**Records provided**
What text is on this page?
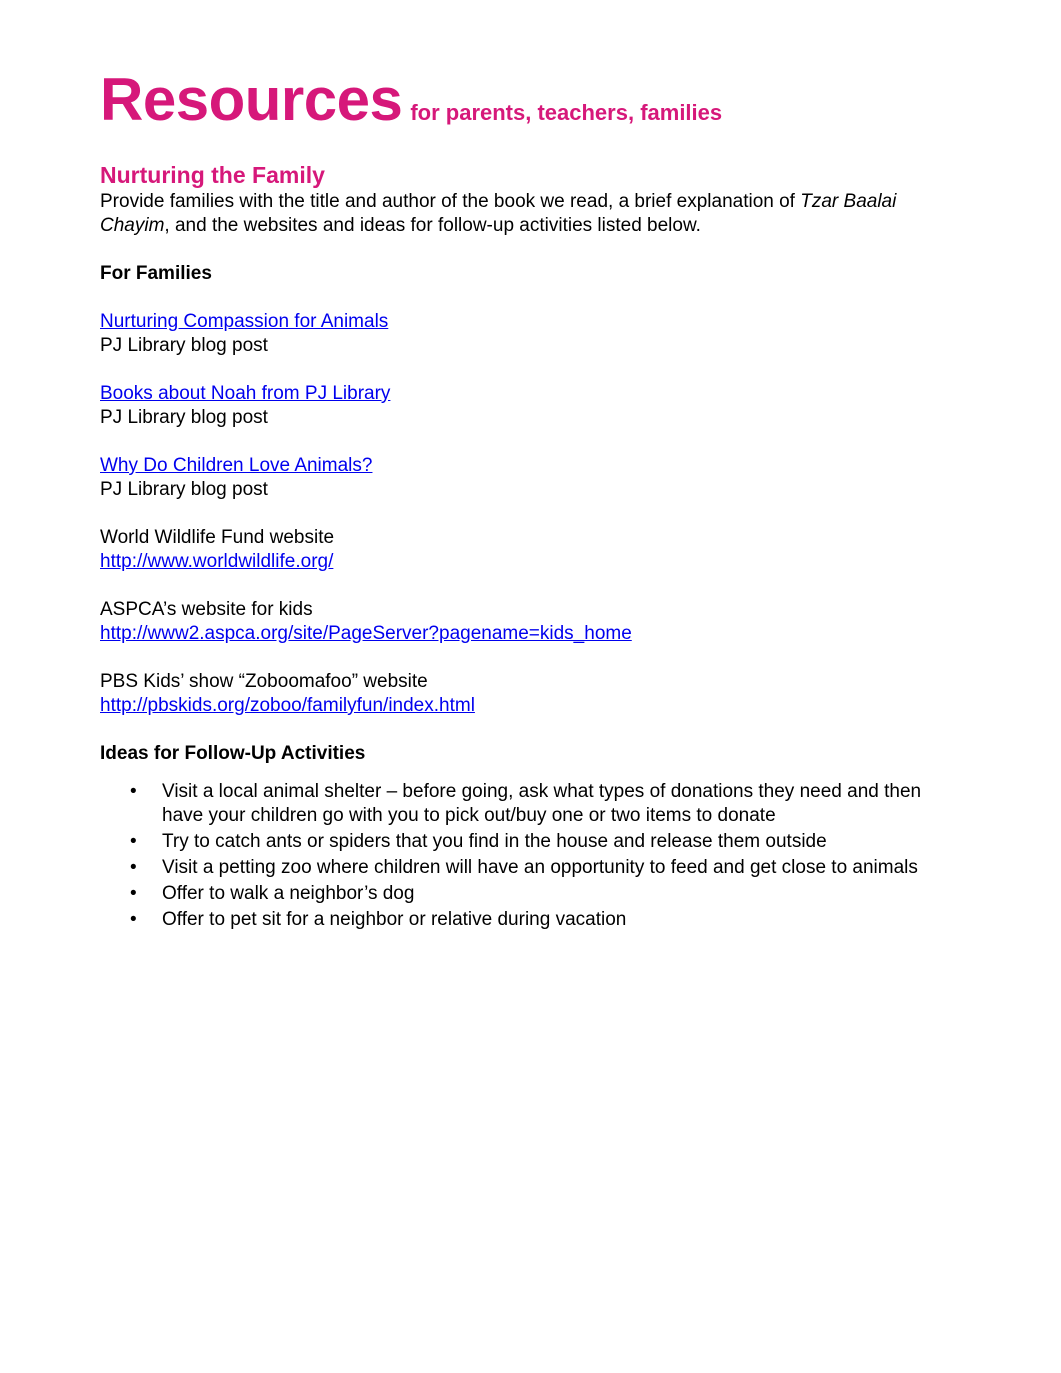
Resources for parents, teachers, families
Nurturing the Family

Provide families with the title and author of the book we read, a brief explanation of Tzar Baalai Chayim, and the websites and ideas for follow-up activities listed below.

For Families
Nurturing Compassion for Animals
PJ Library blog post
Books about Noah from PJ Library
PJ Library blog post
Why Do Children Love Animals?
PJ Library blog post
World Wildlife Fund website
http://www.worldwildlife.org/
ASPCA’s website for kids
http://www2.aspca.org/site/PageServer?pagename=kids_home
PBS Kids’ show “Zoboomafoo” website
http://pbskids.org/zoboo/familyfun/index.html
Ideas for Follow-Up Activities
• Visit a local animal shelter – before going, ask what types of donations they need and then have your children go with you to pick out/buy one or two items to donate
• Try to catch ants or spiders that you find in the house and release them outside
• Visit a petting zoo where children will have an opportunity to feed and get close to animals
• Offer to walk a neighbor’s dog
• Offer to pet sit for a neighbor or relative during vacation
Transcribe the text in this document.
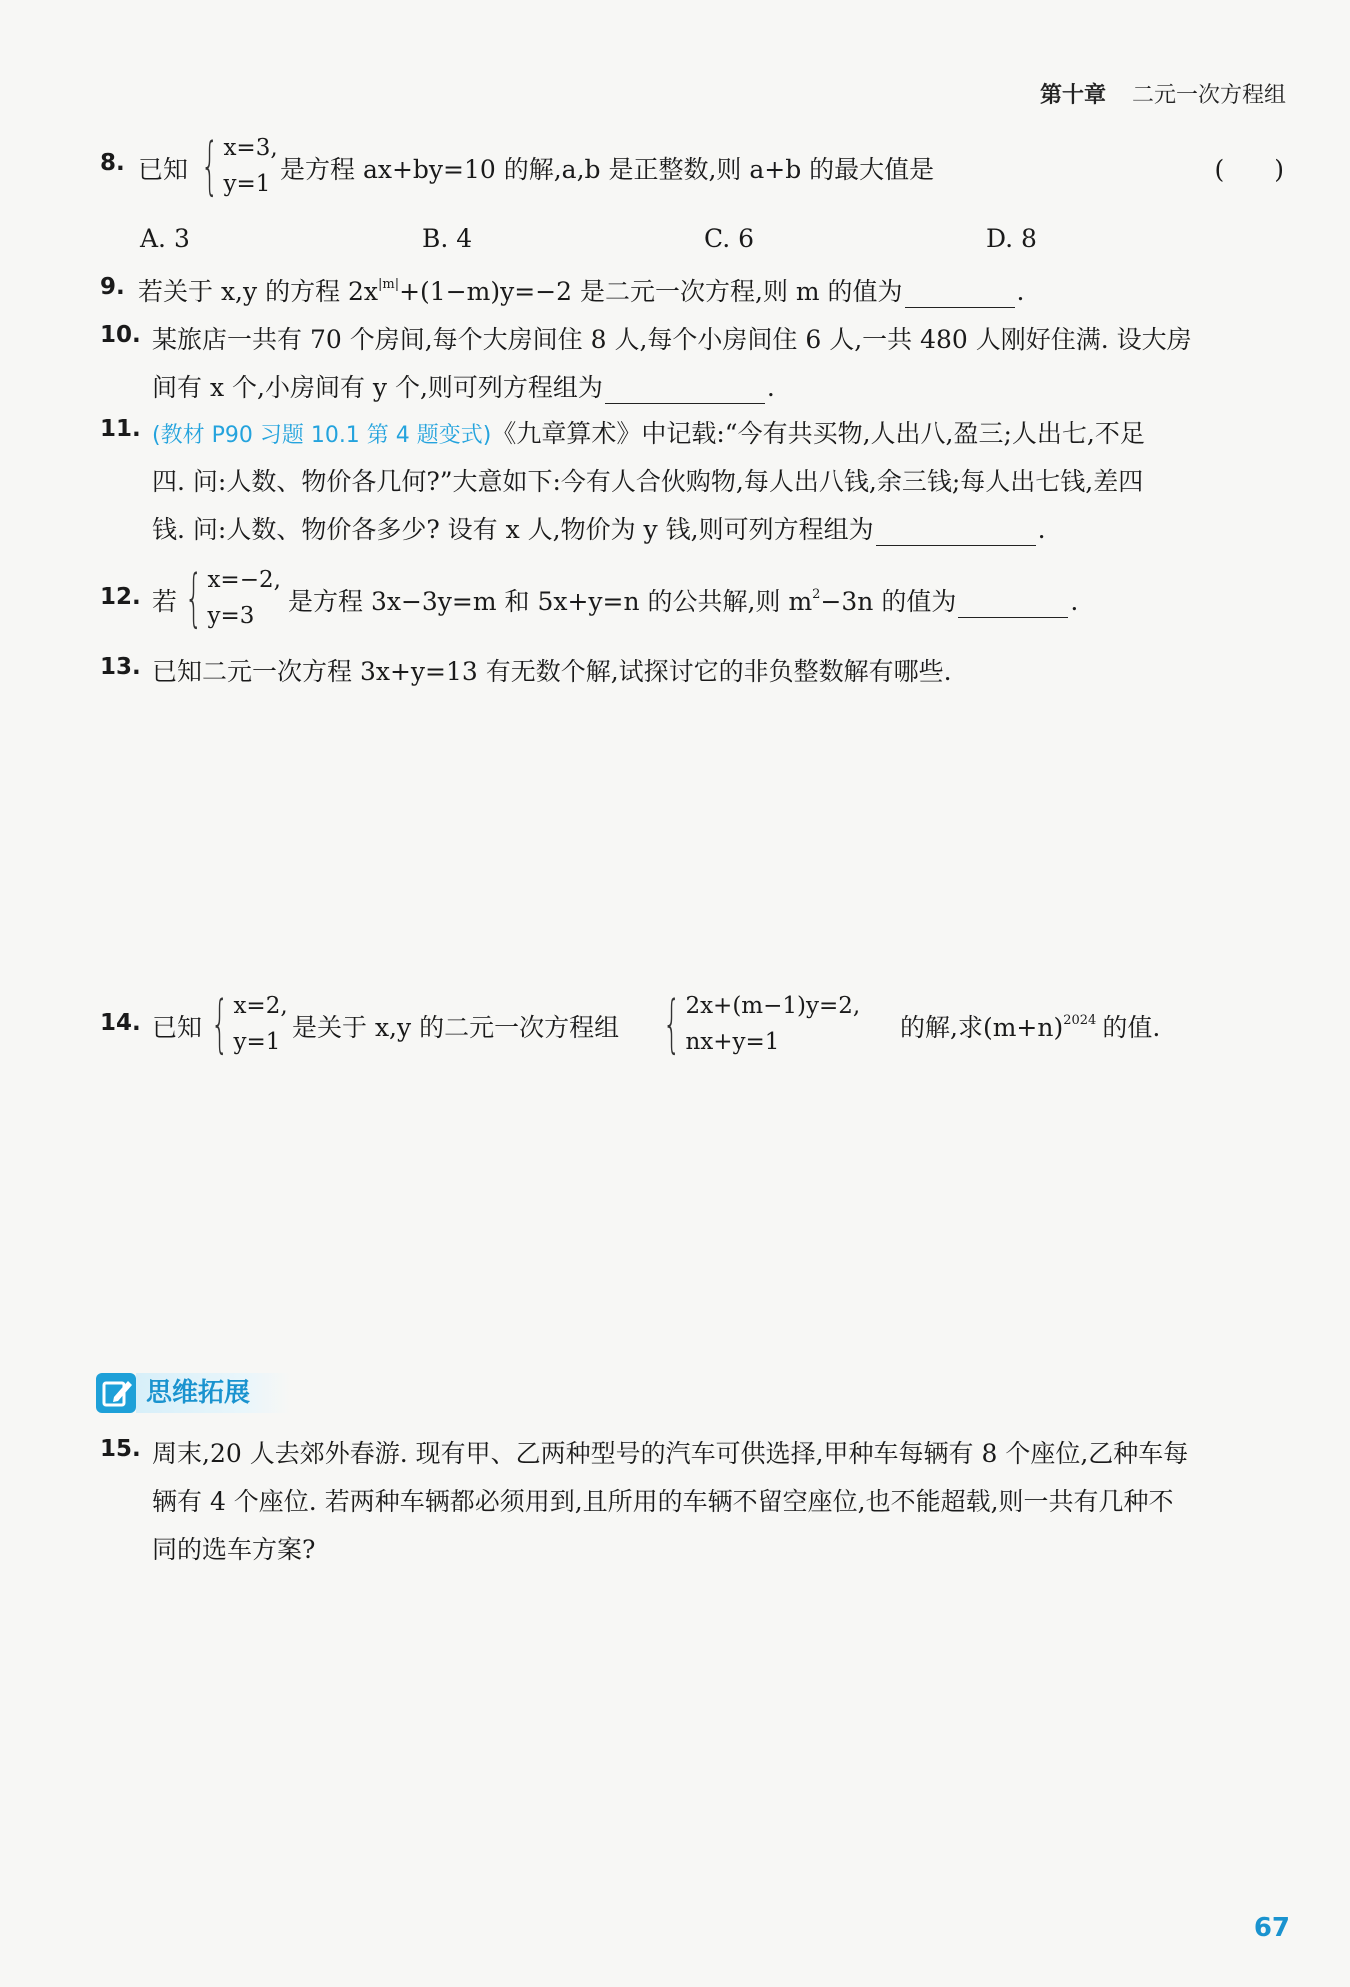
第十章 二元一次方程组
8. 已知 { x=3,
y=1 是方程 ax+by=10 的解,a,b 是正整数,则 a+b 的最大值是	(　　)
A. 3	B. 4	C. 6	D. 8
9. 若关于 x,y 的方程 $2x^{|m|}+(1-m)y=-2$ 是二元一次方程,则 m 的值为	.
10. 某旅店一共有 70 个房间,每个大房间住 8 人,每个小房间住 6 人,一共 480 人刚好住满. 设大房
间有 x 个,小房间有 y 个,则可列方程组为	.
11. (教材 P90 习题 10.1 第 4 题变式)《九章算术》中记载:“今有共买物,人出八,盈三;人出七,不足
四. 问:人数、物价各几何?”大意如下:今有人合伙购物,每人出八钱,余三钱;每人出七钱,差四
钱. 问:人数、物价各多少? 设有 x 人,物价为 y 钱,则可列方程组为	.
12. 若 { x=−2,
y=3	是方程 3x−3y=m 和 5x+y=n 的公共解,则 $m^2-3n$ 的值为	.
13. 已知二元一次方程 3x+y=13 有无数个解,试探讨它的非负整数解有哪些.
14. 已知 { x=2,
y=1 是关于 x,y 的二元一次方程组 { 2x+(m−1)y=2,
nx+y=1	的解,求$(m+n)^{2024}$ 的值.
思维拓展
15. 周末,20 人去郊外春游. 现有甲、乙两种型号的汽车可供选择,甲种车每辆有 8 个座位,乙种车每
辆有 4 个座位. 若两种车辆都必须用到,且所用的车辆不留空座位,也不能超载,则一共有几种不
同的选车方案?
67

**Given instruction**
Your task is to repeat the data above exactly while excluding the pictures.

**Right answer**
What text is on this page?
Resources for parents, teachers, families
Nurturing the Family

Provide families with the title and author of the book we read, a brief explanation of Tzar Baalai Chayim, and the websites and ideas for follow-up activities listed below.

For Families
Nurturing Compassion for Animals
PJ Library blog post
Books about Noah from PJ Library
PJ Library blog post
Why Do Children Love Animals?
PJ Library blog post
World Wildlife Fund website
http://www.worldwildlife.org/
ASPCA’s website for kids
http://www2.aspca.org/site/PageServer?pagename=kids_home
PBS Kids’ show “Zoboomafoo” website
http://pbskids.org/zoboo/familyfun/index.html
Ideas for Follow-Up Activities
• Visit a local animal shelter – before going, ask what types of donations they need and then have your children go with you to pick out/buy one or two items to donate
• Try to catch ants or spiders that you find in the house and release them outside
• Visit a petting zoo where children will have an opportunity to feed and get close to animals
• Offer to walk a neighbor’s dog
• Offer to pet sit for a neighbor or relative during vacation
Transcribe the text in this document.
第十章 二元一次方程组
8. 已知 { x=3,
y=1 是方程 ax+by=10 的解,a,b 是正整数,则 a+b 的最大值是	(　　)
A. 3	B. 4	C. 6	D. 8
9. 若关于 x,y 的方程 $2x^{|m|}+(1-m)y=-2$ 是二元一次方程,则 m 的值为	.
10. 某旅店一共有 70 个房间,每个大房间住 8 人,每个小房间住 6 人,一共 480 人刚好住满. 设大房
间有 x 个,小房间有 y 个,则可列方程组为	.
11. (教材 P90 习题 10.1 第 4 题变式)《九章算术》中记载:“今有共买物,人出八,盈三;人出七,不足
四. 问:人数、物价各几何?”大意如下:今有人合伙购物,每人出八钱,余三钱;每人出七钱,差四
钱. 问:人数、物价各多少? 设有 x 人,物价为 y 钱,则可列方程组为	.
12. 若 { x=−2,
y=3	是方程 3x−3y=m 和 5x+y=n 的公共解,则 $m^2-3n$ 的值为	.
13. 已知二元一次方程 3x+y=13 有无数个解,试探讨它的非负整数解有哪些.
14. 已知 { x=2,
y=1 是关于 x,y 的二元一次方程组 { 2x+(m−1)y=2,
nx+y=1	的解,求$(m+n)^{2024}$ 的值.
思维拓展
15. 周末,20 人去郊外春游. 现有甲、乙两种型号的汽车可供选择,甲种车每辆有 8 个座位,乙种车每
辆有 4 个座位. 若两种车辆都必须用到,且所用的车辆不留空座位,也不能超载,则一共有几种不
同的选车方案?
67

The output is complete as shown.